• [Layout annotation records]
# # # # # # #

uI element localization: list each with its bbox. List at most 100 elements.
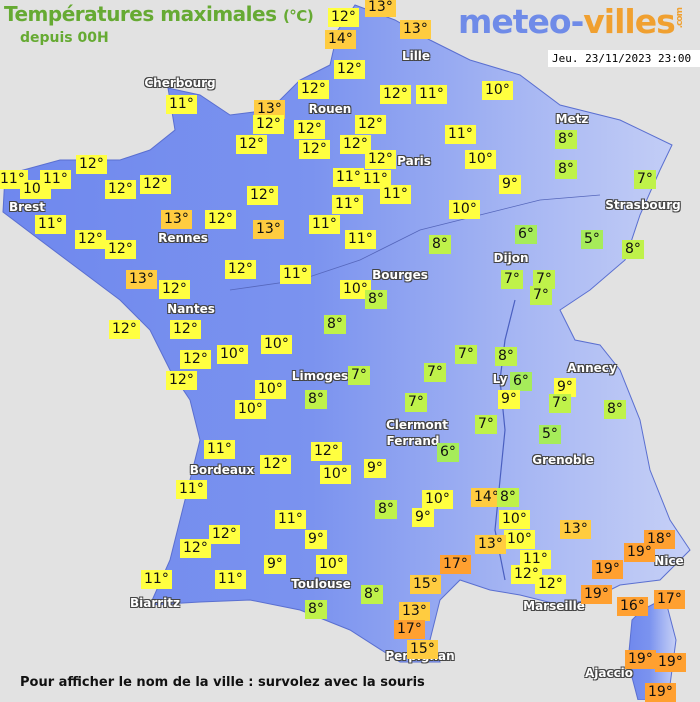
temperature-badge[interactable]: 12° bbox=[109, 320, 140, 339]
temperature-badge[interactable]: 10° bbox=[316, 555, 347, 574]
temperature-badge[interactable]: 11° bbox=[332, 195, 363, 214]
temperature-badge[interactable]: 11° bbox=[445, 125, 476, 144]
temperature-badge[interactable]: 9° bbox=[264, 555, 286, 574]
temperature-badge[interactable]: 10° bbox=[255, 380, 286, 399]
temperature-badge[interactable]: 13° bbox=[161, 210, 192, 229]
temperature-badge[interactable]: 8° bbox=[375, 500, 397, 519]
temperature-badge[interactable]: 11° bbox=[275, 510, 306, 529]
temperature-badge[interactable]: 13° bbox=[399, 602, 430, 621]
temperature-badge[interactable]: 9° bbox=[364, 459, 386, 478]
temperature-badge[interactable]: 10° bbox=[504, 530, 535, 549]
temperature-badge[interactable]: 11° bbox=[380, 185, 411, 204]
temperature-badge[interactable]: 8° bbox=[497, 488, 519, 507]
temperature-badge[interactable]: 7° bbox=[634, 170, 656, 189]
temperature-badge[interactable]: 15° bbox=[407, 640, 438, 659]
temperature-badge[interactable]: 11° bbox=[416, 85, 447, 104]
temperature-badge[interactable]: 7° bbox=[501, 270, 523, 289]
temperature-badge[interactable]: 8° bbox=[555, 160, 577, 179]
temperature-badge[interactable]: 12° bbox=[299, 140, 330, 159]
temperature-badge[interactable]: 13° bbox=[400, 20, 431, 39]
temperature-badge[interactable]: 11° bbox=[176, 480, 207, 499]
temperature-badge[interactable]: 12° bbox=[76, 155, 107, 174]
temperature-badge[interactable]: 12° bbox=[209, 525, 240, 544]
temperature-badge[interactable]: 12° bbox=[140, 175, 171, 194]
temperature-badge[interactable]: 8° bbox=[305, 390, 327, 409]
temperature-badge[interactable]: 12° bbox=[253, 115, 284, 134]
temperature-badge[interactable]: 12° bbox=[328, 8, 359, 27]
temperature-badge[interactable]: 9° bbox=[412, 508, 434, 527]
temperature-badge[interactable]: 13° bbox=[365, 0, 396, 17]
temperature-badge[interactable]: 9° bbox=[305, 530, 327, 549]
temperature-badge[interactable]: 7° bbox=[405, 393, 427, 412]
temperature-badge[interactable]: 11° bbox=[40, 170, 71, 189]
temperature-badge[interactable]: 7° bbox=[549, 394, 571, 413]
temperature-badge[interactable]: 10° bbox=[235, 400, 266, 419]
temperature-badge[interactable]: 8° bbox=[604, 400, 626, 419]
temperature-badge[interactable]: 7° bbox=[348, 366, 370, 385]
temperature-badge[interactable]: 10° bbox=[340, 280, 371, 299]
temperature-badge[interactable]: 7° bbox=[424, 363, 446, 382]
temperature-badge[interactable]: 6° bbox=[515, 225, 537, 244]
temperature-badge[interactable]: 8° bbox=[495, 347, 517, 366]
temperature-badge[interactable]: 11° bbox=[360, 170, 391, 189]
temperature-badge[interactable]: 12° bbox=[105, 240, 136, 259]
temperature-badge[interactable]: 7° bbox=[455, 345, 477, 364]
temperature-badge[interactable]: 15° bbox=[410, 575, 441, 594]
temperature-badge[interactable]: 17° bbox=[654, 590, 685, 609]
temperature-badge[interactable]: 11° bbox=[345, 230, 376, 249]
temperature-badge[interactable]: 12° bbox=[159, 280, 190, 299]
temperature-badge[interactable]: 6° bbox=[510, 372, 532, 391]
temperature-badge[interactable]: 12° bbox=[355, 115, 386, 134]
temperature-badge[interactable]: 12° bbox=[298, 80, 329, 99]
temperature-badge[interactable]: 19° bbox=[624, 543, 655, 562]
temperature-badge[interactable]: 12° bbox=[170, 320, 201, 339]
temperature-badge[interactable]: 11° bbox=[520, 550, 551, 569]
temperature-badge[interactable]: 12° bbox=[166, 371, 197, 390]
temperature-badge[interactable]: 9° bbox=[499, 175, 521, 194]
temperature-badge[interactable]: 10° bbox=[449, 200, 480, 219]
temperature-badge[interactable]: 7° bbox=[475, 415, 497, 434]
temperature-badge[interactable]: 11° bbox=[215, 570, 246, 589]
temperature-badge[interactable]: 10° bbox=[422, 490, 453, 509]
temperature-badge[interactable]: 19° bbox=[645, 683, 676, 702]
temperature-badge[interactable]: 12° bbox=[535, 575, 566, 594]
temperature-badge[interactable]: 13° bbox=[253, 220, 284, 239]
temperature-badge[interactable]: 14° bbox=[471, 488, 502, 507]
temperature-badge[interactable]: 12° bbox=[311, 442, 342, 461]
temperature-badge[interactable]: 10° bbox=[482, 81, 513, 100]
temperature-badge[interactable]: 11° bbox=[333, 168, 364, 187]
temperature-badge[interactable]: 10° bbox=[261, 335, 292, 354]
temperature-badge[interactable]: 12° bbox=[75, 230, 106, 249]
temperature-badge[interactable]: 5° bbox=[581, 230, 603, 249]
temperature-badge[interactable]: 6° bbox=[437, 443, 459, 462]
temperature-badge[interactable]: 13° bbox=[560, 520, 591, 539]
temperature-badge[interactable]: 12° bbox=[247, 186, 278, 205]
temperature-badge[interactable]: 12° bbox=[180, 350, 211, 369]
temperature-badge[interactable]: 11° bbox=[141, 570, 172, 589]
temperature-badge[interactable]: 19° bbox=[655, 653, 686, 672]
temperature-badge[interactable]: 11° bbox=[166, 95, 197, 114]
temperature-badge[interactable]: 11° bbox=[204, 440, 235, 459]
temperature-badge[interactable]: 8° bbox=[622, 240, 644, 259]
temperature-badge[interactable]: 12° bbox=[380, 85, 411, 104]
temperature-badge[interactable]: 9° bbox=[554, 378, 576, 397]
temperature-badge[interactable]: 17° bbox=[440, 555, 471, 574]
temperature-badge[interactable]: 10° bbox=[320, 465, 351, 484]
temperature-badge[interactable]: 12° bbox=[365, 150, 396, 169]
temperature-badge[interactable]: 10° bbox=[499, 510, 530, 529]
temperature-badge[interactable]: 19° bbox=[581, 585, 612, 604]
temperature-badge[interactable]: 13° bbox=[126, 270, 157, 289]
temperature-badge[interactable]: 5° bbox=[539, 425, 561, 444]
temperature-badge[interactable]: 12° bbox=[294, 120, 325, 139]
temperature-badge[interactable]: 19° bbox=[592, 560, 623, 579]
temperature-badge[interactable]: 12° bbox=[225, 260, 256, 279]
temperature-badge[interactable]: 12° bbox=[260, 455, 291, 474]
temperature-badge[interactable]: 8° bbox=[305, 600, 327, 619]
temperature-badge[interactable]: 8° bbox=[365, 290, 387, 309]
temperature-badge[interactable]: 8° bbox=[555, 130, 577, 149]
temperature-badge[interactable]: 12° bbox=[180, 539, 211, 558]
temperature-badge[interactable]: 19° bbox=[625, 650, 656, 669]
temperature-badge[interactable]: 9° bbox=[498, 390, 520, 409]
temperature-badge[interactable]: 12° bbox=[340, 135, 371, 154]
temperature-badge[interactable]: 13° bbox=[475, 535, 506, 554]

# # # # # # #

• [What needs to be done] Reproduce every line of the records above word for word, omitting the pictures.

• [Expected output]
uI element localization: list each with its bbox. List at most 100 elements.
temperature-badge[interactable]: 12° bbox=[109, 320, 140, 339]
temperature-badge[interactable]: 10° bbox=[316, 555, 347, 574]
temperature-badge[interactable]: 11° bbox=[332, 195, 363, 214]
temperature-badge[interactable]: 11° bbox=[445, 125, 476, 144]
temperature-badge[interactable]: 9° bbox=[264, 555, 286, 574]
temperature-badge[interactable]: 10° bbox=[255, 380, 286, 399]
temperature-badge[interactable]: 13° bbox=[161, 210, 192, 229]
temperature-badge[interactable]: 8° bbox=[375, 500, 397, 519]
temperature-badge[interactable]: 11° bbox=[275, 510, 306, 529]
temperature-badge[interactable]: 13° bbox=[399, 602, 430, 621]
temperature-badge[interactable]: 9° bbox=[364, 459, 386, 478]
temperature-badge[interactable]: 10° bbox=[504, 530, 535, 549]
temperature-badge[interactable]: 11° bbox=[380, 185, 411, 204]
temperature-badge[interactable]: 8° bbox=[497, 488, 519, 507]
temperature-badge[interactable]: 7° bbox=[634, 170, 656, 189]
temperature-badge[interactable]: 15° bbox=[407, 640, 438, 659]
temperature-badge[interactable]: 11° bbox=[416, 85, 447, 104]
temperature-badge[interactable]: 7° bbox=[501, 270, 523, 289]
temperature-badge[interactable]: 8° bbox=[555, 160, 577, 179]
temperature-badge[interactable]: 12° bbox=[299, 140, 330, 159]
temperature-badge[interactable]: 13° bbox=[400, 20, 431, 39]
temperature-badge[interactable]: 11° bbox=[176, 480, 207, 499]
temperature-badge[interactable]: 12° bbox=[76, 155, 107, 174]
temperature-badge[interactable]: 12° bbox=[209, 525, 240, 544]
temperature-badge[interactable]: 12° bbox=[140, 175, 171, 194]
temperature-badge[interactable]: 8° bbox=[305, 390, 327, 409]
temperature-badge[interactable]: 12° bbox=[253, 115, 284, 134]
temperature-badge[interactable]: 12° bbox=[328, 8, 359, 27]
temperature-badge[interactable]: 9° bbox=[412, 508, 434, 527]
temperature-badge[interactable]: 13° bbox=[365, 0, 396, 17]
temperature-badge[interactable]: 9° bbox=[305, 530, 327, 549]
temperature-badge[interactable]: 7° bbox=[405, 393, 427, 412]
temperature-badge[interactable]: 11° bbox=[40, 170, 71, 189]
temperature-badge[interactable]: 7° bbox=[549, 394, 571, 413]
temperature-badge[interactable]: 10° bbox=[235, 400, 266, 419]
temperature-badge[interactable]: 8° bbox=[604, 400, 626, 419]
temperature-badge[interactable]: 7° bbox=[348, 366, 370, 385]
temperature-badge[interactable]: 10° bbox=[340, 280, 371, 299]
temperature-badge[interactable]: 7° bbox=[424, 363, 446, 382]
temperature-badge[interactable]: 6° bbox=[515, 225, 537, 244]
temperature-badge[interactable]: 8° bbox=[495, 347, 517, 366]
temperature-badge[interactable]: 11° bbox=[360, 170, 391, 189]
temperature-badge[interactable]: 12° bbox=[105, 240, 136, 259]
temperature-badge[interactable]: 7° bbox=[455, 345, 477, 364]
temperature-badge[interactable]: 15° bbox=[410, 575, 441, 594]
temperature-badge[interactable]: 17° bbox=[654, 590, 685, 609]
temperature-badge[interactable]: 11° bbox=[345, 230, 376, 249]
temperature-badge[interactable]: 12° bbox=[159, 280, 190, 299]
temperature-badge[interactable]: 6° bbox=[510, 372, 532, 391]
temperature-badge[interactable]: 12° bbox=[355, 115, 386, 134]
temperature-badge[interactable]: 12° bbox=[298, 80, 329, 99]
temperature-badge[interactable]: 19° bbox=[624, 543, 655, 562]
temperature-badge[interactable]: 12° bbox=[170, 320, 201, 339]
temperature-badge[interactable]: 11° bbox=[520, 550, 551, 569]
temperature-badge[interactable]: 12° bbox=[166, 371, 197, 390]
temperature-badge[interactable]: 9° bbox=[499, 175, 521, 194]
temperature-badge[interactable]: 10° bbox=[449, 200, 480, 219]
temperature-badge[interactable]: 7° bbox=[475, 415, 497, 434]
temperature-badge[interactable]: 11° bbox=[215, 570, 246, 589]
temperature-badge[interactable]: 10° bbox=[422, 490, 453, 509]
temperature-badge[interactable]: 19° bbox=[645, 683, 676, 702]
temperature-badge[interactable]: 12° bbox=[535, 575, 566, 594]
temperature-badge[interactable]: 13° bbox=[253, 220, 284, 239]
temperature-badge[interactable]: 14° bbox=[471, 488, 502, 507]
temperature-badge[interactable]: 12° bbox=[311, 442, 342, 461]
temperature-badge[interactable]: 10° bbox=[482, 81, 513, 100]
temperature-badge[interactable]: 11° bbox=[333, 168, 364, 187]
temperature-badge[interactable]: 10° bbox=[261, 335, 292, 354]
temperature-badge[interactable]: 12° bbox=[75, 230, 106, 249]
temperature-badge[interactable]: 5° bbox=[581, 230, 603, 249]
temperature-badge[interactable]: 6° bbox=[437, 443, 459, 462]
temperature-badge[interactable]: 13° bbox=[560, 520, 591, 539]
temperature-badge[interactable]: 12° bbox=[247, 186, 278, 205]
temperature-badge[interactable]: 12° bbox=[180, 350, 211, 369]
temperature-badge[interactable]: 11° bbox=[141, 570, 172, 589]
temperature-badge[interactable]: 19° bbox=[655, 653, 686, 672]
temperature-badge[interactable]: 11° bbox=[166, 95, 197, 114]
temperature-badge[interactable]: 11° bbox=[204, 440, 235, 459]
temperature-badge[interactable]: 8° bbox=[622, 240, 644, 259]
temperature-badge[interactable]: 12° bbox=[380, 85, 411, 104]
temperature-badge[interactable]: 9° bbox=[554, 378, 576, 397]
temperature-badge[interactable]: 17° bbox=[440, 555, 471, 574]
temperature-badge[interactable]: 10° bbox=[320, 465, 351, 484]
temperature-badge[interactable]: 12° bbox=[365, 150, 396, 169]
temperature-badge[interactable]: 10° bbox=[499, 510, 530, 529]
temperature-badge[interactable]: 19° bbox=[581, 585, 612, 604]
temperature-badge[interactable]: 13° bbox=[126, 270, 157, 289]
temperature-badge[interactable]: 5° bbox=[539, 425, 561, 444]
temperature-badge[interactable]: 12° bbox=[294, 120, 325, 139]
temperature-badge[interactable]: 19° bbox=[592, 560, 623, 579]
temperature-badge[interactable]: 12° bbox=[225, 260, 256, 279]
temperature-badge[interactable]: 12° bbox=[260, 455, 291, 474]
temperature-badge[interactable]: 8° bbox=[305, 600, 327, 619]
temperature-badge[interactable]: 8° bbox=[365, 290, 387, 309]
temperature-badge[interactable]: 8° bbox=[555, 130, 577, 149]
temperature-badge[interactable]: 12° bbox=[180, 539, 211, 558]
temperature-badge[interactable]: 19° bbox=[625, 650, 656, 669]
temperature-badge[interactable]: 9° bbox=[498, 390, 520, 409]
temperature-badge[interactable]: 12° bbox=[340, 135, 371, 154]
temperature-badge[interactable]: 13° bbox=[475, 535, 506, 554]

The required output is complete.